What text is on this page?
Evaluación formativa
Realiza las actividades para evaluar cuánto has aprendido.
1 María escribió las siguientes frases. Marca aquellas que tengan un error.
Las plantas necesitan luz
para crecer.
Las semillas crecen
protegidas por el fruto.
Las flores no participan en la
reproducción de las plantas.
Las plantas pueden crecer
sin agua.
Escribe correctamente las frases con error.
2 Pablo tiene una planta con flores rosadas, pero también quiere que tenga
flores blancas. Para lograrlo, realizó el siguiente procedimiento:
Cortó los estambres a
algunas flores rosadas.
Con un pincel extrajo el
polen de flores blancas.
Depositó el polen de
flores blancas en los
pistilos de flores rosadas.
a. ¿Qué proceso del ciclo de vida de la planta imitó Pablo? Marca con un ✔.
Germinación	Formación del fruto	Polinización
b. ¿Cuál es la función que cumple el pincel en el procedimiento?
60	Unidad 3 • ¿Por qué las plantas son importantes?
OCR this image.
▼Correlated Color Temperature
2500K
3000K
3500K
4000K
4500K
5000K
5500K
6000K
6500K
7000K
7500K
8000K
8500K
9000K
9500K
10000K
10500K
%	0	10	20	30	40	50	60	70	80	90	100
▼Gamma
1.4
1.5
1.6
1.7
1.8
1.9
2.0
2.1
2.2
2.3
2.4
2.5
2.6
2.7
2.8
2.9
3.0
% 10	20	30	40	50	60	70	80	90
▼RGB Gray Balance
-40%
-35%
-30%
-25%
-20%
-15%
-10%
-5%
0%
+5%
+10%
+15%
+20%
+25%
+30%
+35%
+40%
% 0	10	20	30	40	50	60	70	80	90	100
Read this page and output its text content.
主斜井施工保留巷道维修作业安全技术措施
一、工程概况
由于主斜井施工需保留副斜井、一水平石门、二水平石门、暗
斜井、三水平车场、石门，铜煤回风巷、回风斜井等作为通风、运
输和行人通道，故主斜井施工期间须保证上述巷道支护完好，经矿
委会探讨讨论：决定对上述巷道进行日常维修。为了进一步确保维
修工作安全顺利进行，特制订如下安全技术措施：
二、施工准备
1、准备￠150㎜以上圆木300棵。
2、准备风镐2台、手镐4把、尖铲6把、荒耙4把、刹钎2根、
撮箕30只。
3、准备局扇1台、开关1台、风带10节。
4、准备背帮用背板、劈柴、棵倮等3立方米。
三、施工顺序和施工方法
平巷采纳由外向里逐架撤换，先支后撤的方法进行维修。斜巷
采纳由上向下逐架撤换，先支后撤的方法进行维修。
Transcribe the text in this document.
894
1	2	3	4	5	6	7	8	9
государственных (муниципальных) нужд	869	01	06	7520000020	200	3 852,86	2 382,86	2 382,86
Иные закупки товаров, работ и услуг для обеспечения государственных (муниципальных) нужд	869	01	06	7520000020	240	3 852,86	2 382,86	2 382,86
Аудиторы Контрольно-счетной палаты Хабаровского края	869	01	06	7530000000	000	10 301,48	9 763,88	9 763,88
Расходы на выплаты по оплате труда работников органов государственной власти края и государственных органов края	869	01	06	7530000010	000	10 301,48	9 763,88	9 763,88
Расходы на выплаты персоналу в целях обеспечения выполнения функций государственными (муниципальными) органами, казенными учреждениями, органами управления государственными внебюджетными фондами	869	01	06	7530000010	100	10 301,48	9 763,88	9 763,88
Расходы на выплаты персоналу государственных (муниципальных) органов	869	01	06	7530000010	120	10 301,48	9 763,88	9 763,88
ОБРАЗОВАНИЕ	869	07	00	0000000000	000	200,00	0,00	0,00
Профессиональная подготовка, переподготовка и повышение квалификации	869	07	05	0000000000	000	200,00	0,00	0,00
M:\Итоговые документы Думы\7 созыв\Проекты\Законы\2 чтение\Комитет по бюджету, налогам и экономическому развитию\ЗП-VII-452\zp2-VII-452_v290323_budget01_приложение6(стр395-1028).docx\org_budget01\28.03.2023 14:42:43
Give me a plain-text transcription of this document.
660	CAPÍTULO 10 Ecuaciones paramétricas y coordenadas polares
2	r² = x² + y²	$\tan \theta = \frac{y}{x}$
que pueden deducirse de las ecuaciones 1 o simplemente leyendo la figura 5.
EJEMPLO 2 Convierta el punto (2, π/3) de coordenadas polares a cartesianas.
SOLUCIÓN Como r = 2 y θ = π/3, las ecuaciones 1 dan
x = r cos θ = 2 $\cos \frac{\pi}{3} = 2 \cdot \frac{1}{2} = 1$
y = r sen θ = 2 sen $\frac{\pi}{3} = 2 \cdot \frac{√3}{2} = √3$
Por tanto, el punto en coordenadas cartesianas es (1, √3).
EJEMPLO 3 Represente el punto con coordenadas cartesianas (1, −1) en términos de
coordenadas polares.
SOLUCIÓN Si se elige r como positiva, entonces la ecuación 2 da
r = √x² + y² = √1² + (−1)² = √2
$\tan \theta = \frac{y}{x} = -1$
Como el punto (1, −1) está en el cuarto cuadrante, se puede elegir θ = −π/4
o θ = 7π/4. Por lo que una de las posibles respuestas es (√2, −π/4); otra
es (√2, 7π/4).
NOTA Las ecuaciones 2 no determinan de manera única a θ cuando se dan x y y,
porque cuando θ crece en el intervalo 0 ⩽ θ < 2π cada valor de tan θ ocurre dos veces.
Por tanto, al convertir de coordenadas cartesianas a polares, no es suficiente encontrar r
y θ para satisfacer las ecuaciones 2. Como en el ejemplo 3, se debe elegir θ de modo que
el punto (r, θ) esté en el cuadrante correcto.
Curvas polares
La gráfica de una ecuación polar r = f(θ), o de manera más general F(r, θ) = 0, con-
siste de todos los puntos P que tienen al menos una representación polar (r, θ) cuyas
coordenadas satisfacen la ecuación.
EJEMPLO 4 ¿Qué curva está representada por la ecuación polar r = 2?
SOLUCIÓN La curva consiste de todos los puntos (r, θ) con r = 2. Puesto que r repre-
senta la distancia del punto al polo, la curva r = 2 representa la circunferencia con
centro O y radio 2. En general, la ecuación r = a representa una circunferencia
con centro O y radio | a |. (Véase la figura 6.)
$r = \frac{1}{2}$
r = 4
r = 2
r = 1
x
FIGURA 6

:::

To do =>
Look through the data and gather every line with the string "Marca" in it.

Answer to this exercise =>
1 María escribió las siguientes frases. Marca aquellas que tengan un error.
a. ¿Qué proceso del ciclo de vida de la planta imitó Pablo? Marca con un ✔.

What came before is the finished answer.